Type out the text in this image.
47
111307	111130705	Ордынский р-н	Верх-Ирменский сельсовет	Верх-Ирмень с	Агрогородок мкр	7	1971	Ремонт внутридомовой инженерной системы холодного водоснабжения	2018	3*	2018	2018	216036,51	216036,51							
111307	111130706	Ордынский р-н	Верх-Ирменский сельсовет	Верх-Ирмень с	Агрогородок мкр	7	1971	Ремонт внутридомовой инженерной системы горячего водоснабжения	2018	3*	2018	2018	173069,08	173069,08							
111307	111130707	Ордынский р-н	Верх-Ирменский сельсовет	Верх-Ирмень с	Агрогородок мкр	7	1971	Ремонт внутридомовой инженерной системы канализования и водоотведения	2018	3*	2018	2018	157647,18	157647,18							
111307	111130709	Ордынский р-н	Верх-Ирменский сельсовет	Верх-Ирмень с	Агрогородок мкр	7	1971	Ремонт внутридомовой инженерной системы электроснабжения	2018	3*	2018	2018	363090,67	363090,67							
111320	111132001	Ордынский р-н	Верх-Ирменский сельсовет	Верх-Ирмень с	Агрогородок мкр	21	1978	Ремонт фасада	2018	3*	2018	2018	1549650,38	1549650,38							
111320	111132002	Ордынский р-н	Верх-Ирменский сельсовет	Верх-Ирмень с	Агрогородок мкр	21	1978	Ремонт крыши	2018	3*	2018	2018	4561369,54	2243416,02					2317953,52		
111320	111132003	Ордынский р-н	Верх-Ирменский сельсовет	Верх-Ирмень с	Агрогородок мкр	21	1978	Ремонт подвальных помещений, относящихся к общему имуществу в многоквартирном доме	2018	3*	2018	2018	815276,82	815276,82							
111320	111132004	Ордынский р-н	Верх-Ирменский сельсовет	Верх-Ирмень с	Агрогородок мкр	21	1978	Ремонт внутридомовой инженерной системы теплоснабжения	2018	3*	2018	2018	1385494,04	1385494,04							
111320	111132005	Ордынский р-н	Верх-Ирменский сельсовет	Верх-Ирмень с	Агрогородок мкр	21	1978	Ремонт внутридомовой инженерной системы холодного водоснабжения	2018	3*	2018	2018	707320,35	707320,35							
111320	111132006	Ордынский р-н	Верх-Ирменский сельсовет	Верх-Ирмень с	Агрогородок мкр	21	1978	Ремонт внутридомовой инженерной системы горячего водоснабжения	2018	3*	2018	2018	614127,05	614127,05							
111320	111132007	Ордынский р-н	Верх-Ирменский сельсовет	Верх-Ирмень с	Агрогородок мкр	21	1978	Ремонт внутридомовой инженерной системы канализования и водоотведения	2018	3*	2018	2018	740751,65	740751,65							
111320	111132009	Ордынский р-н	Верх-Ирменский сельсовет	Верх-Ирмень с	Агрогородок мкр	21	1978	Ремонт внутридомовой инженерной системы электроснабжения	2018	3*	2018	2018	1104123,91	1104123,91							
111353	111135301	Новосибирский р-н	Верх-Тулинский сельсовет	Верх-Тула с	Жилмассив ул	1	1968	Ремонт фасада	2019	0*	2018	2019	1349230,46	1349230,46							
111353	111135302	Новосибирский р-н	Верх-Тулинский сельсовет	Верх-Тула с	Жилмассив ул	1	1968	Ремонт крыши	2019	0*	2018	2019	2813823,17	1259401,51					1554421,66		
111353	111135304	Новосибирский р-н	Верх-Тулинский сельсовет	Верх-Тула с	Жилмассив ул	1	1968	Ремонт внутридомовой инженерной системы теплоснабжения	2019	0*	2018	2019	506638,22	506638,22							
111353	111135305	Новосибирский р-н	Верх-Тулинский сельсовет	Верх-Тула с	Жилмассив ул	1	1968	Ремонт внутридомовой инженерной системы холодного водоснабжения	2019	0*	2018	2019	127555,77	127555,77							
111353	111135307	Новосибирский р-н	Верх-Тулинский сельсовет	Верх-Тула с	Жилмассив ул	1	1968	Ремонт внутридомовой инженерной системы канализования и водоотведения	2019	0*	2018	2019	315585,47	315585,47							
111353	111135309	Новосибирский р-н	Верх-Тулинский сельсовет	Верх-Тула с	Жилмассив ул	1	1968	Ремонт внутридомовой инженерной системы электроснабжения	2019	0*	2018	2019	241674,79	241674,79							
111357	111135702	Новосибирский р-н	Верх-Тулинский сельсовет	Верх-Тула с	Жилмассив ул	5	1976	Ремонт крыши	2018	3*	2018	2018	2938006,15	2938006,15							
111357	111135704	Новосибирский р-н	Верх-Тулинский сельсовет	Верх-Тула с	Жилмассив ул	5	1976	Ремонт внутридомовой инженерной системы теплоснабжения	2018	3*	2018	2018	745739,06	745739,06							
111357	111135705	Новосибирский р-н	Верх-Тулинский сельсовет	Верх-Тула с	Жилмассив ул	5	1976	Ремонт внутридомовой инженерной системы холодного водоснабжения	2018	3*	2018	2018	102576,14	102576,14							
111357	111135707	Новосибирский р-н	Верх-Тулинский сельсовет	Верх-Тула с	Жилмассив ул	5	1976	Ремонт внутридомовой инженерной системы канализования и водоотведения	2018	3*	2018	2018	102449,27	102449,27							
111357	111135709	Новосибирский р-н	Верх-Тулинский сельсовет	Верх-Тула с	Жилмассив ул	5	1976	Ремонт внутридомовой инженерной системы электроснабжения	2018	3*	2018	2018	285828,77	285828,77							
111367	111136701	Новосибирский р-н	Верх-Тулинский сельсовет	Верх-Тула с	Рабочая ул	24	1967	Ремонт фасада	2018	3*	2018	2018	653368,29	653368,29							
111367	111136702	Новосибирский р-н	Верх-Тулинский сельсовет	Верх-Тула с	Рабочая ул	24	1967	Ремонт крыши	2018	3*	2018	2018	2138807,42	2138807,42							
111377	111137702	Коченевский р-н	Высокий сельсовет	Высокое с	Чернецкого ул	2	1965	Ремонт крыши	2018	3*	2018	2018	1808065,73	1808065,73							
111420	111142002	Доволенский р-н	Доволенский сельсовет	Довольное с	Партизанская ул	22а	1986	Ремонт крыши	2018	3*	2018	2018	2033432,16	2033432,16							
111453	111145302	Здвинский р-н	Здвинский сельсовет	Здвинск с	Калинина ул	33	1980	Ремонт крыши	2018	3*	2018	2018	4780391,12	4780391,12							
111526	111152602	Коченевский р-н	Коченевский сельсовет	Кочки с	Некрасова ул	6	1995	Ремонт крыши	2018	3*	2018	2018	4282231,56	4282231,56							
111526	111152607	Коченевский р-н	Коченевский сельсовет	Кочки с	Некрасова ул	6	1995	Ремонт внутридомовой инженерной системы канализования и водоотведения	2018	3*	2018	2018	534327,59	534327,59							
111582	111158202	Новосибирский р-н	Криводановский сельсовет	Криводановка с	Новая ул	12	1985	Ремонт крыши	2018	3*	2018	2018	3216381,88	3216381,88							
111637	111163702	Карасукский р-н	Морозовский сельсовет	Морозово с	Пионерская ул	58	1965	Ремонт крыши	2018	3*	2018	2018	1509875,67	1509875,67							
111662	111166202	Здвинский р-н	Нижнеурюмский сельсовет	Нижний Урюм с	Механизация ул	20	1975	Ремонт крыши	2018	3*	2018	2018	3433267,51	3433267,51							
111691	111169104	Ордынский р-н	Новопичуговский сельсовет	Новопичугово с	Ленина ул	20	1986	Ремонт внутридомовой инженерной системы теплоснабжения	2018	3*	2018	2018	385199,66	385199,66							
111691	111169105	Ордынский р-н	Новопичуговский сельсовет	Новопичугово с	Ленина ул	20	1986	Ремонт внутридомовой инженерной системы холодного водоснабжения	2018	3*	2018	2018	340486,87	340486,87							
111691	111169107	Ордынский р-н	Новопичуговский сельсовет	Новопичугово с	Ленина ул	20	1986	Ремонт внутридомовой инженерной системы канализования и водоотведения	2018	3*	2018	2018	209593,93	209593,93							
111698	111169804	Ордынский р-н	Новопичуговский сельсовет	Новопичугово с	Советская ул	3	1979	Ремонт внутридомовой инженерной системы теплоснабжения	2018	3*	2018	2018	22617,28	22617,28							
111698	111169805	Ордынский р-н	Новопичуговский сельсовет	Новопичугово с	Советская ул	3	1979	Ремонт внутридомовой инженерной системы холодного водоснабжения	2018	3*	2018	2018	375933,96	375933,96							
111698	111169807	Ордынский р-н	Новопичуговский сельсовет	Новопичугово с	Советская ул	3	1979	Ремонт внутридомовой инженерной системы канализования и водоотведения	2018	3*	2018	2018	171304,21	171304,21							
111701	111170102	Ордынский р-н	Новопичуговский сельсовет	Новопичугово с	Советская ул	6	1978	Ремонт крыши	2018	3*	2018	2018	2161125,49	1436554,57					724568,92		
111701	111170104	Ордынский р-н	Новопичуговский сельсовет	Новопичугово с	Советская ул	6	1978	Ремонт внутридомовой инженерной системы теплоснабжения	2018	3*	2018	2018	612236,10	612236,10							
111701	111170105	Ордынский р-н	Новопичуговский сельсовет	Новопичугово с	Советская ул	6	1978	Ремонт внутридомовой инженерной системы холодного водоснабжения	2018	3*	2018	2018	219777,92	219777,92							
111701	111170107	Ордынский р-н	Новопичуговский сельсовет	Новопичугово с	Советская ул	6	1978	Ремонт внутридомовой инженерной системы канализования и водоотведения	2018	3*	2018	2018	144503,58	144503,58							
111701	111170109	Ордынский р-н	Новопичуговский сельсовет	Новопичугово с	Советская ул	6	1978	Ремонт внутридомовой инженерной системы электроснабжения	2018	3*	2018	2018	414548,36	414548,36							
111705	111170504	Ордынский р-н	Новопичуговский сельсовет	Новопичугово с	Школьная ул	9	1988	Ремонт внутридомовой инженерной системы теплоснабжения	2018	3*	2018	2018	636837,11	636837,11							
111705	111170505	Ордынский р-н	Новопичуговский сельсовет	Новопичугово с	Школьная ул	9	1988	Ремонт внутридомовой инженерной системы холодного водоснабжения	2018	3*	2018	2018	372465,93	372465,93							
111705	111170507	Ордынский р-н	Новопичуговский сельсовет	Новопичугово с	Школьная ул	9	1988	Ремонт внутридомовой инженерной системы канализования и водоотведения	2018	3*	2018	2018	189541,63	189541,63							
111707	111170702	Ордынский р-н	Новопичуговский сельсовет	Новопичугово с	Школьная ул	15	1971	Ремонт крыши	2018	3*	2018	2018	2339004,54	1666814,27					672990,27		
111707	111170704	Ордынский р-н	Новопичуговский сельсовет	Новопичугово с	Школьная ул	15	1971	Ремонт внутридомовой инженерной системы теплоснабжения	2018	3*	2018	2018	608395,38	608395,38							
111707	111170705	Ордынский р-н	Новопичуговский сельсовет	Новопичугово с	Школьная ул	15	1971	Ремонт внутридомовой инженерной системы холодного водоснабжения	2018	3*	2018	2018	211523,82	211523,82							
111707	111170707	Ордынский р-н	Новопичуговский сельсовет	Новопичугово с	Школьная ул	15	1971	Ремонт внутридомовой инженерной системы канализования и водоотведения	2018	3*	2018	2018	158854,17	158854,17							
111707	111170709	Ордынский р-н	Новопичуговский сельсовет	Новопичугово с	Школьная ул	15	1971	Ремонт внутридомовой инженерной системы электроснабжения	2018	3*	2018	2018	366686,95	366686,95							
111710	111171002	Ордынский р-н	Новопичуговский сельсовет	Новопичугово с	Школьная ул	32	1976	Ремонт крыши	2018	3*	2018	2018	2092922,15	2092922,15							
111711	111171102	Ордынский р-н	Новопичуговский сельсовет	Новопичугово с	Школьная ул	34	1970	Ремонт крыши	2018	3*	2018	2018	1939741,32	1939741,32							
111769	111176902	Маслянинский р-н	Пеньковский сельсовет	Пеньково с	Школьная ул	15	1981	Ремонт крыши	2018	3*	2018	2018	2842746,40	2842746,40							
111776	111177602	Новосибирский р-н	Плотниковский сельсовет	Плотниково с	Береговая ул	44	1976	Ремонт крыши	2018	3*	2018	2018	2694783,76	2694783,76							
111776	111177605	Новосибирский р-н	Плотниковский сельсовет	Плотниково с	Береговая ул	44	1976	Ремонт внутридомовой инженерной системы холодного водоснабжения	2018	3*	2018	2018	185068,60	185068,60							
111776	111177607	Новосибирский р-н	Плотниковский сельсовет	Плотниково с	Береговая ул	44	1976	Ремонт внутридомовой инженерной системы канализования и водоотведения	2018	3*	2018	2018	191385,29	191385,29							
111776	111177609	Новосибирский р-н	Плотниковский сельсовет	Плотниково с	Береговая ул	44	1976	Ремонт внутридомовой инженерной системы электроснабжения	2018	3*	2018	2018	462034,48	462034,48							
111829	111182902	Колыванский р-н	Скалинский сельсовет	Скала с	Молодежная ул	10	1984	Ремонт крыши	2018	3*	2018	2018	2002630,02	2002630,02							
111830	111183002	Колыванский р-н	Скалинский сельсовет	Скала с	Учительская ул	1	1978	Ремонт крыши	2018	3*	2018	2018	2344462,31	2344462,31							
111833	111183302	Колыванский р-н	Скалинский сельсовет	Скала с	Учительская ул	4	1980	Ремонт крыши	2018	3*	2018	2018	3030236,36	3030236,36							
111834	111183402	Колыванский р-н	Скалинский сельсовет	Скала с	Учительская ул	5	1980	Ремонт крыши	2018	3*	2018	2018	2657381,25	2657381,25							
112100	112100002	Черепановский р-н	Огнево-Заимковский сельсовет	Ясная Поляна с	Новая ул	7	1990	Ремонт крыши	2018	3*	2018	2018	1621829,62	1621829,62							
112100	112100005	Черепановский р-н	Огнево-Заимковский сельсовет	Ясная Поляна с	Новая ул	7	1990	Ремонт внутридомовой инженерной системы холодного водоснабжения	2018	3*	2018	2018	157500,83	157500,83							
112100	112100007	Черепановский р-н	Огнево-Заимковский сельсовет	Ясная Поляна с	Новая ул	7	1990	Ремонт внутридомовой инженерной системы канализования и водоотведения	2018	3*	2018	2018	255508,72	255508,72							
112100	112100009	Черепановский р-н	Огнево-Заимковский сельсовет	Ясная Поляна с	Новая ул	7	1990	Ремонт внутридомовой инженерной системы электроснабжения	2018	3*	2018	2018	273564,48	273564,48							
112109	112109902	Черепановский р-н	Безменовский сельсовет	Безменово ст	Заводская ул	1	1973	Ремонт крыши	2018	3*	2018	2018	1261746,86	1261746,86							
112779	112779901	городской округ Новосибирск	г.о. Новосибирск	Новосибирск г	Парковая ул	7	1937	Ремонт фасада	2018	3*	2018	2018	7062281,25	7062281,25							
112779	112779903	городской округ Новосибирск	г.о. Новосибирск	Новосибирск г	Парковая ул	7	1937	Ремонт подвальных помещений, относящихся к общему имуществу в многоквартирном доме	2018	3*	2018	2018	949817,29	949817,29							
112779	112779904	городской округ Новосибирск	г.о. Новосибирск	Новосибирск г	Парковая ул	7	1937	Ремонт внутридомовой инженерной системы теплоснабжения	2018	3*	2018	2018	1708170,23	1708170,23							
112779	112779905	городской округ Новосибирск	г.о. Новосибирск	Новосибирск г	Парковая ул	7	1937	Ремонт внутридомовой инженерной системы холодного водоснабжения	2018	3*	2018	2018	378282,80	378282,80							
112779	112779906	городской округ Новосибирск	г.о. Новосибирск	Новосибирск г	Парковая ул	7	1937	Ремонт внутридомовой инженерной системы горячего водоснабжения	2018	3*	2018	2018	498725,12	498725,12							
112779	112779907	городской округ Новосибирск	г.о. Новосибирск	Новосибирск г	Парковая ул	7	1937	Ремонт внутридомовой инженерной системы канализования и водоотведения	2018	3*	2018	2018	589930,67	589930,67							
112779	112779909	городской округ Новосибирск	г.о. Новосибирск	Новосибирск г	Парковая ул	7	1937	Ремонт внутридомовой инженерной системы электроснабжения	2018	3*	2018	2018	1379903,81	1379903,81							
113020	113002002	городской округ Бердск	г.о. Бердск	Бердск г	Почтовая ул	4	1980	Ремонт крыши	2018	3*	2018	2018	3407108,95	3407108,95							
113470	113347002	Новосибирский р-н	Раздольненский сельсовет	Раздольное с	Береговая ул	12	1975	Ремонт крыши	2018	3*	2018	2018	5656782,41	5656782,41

======

WHAT NEEDS TO BE DONE ▸
In the lines above, locate the string "имуществу". Copy every line where it occurs.

EXERCISE RESPONSE ▸
111320	111132003	Ордынский р-н	Верх-Ирменский сельсовет	Верх-Ирмень с	Агрогородок мкр	21	1978	Ремонт подвальных помещений, относящихся к общему имуществу в многоквартирном доме	2018	3*	2018	2018	815276,82	815276,82							
112779	112779903	городской округ Новосибирск	г.о. Новосибирск	Новосибирск г	Парковая ул	7	1937	Ремонт подвальных помещений, относящихся к общему имуществу в многоквартирном доме	2018	3*	2018	2018	949817,29	949817,29							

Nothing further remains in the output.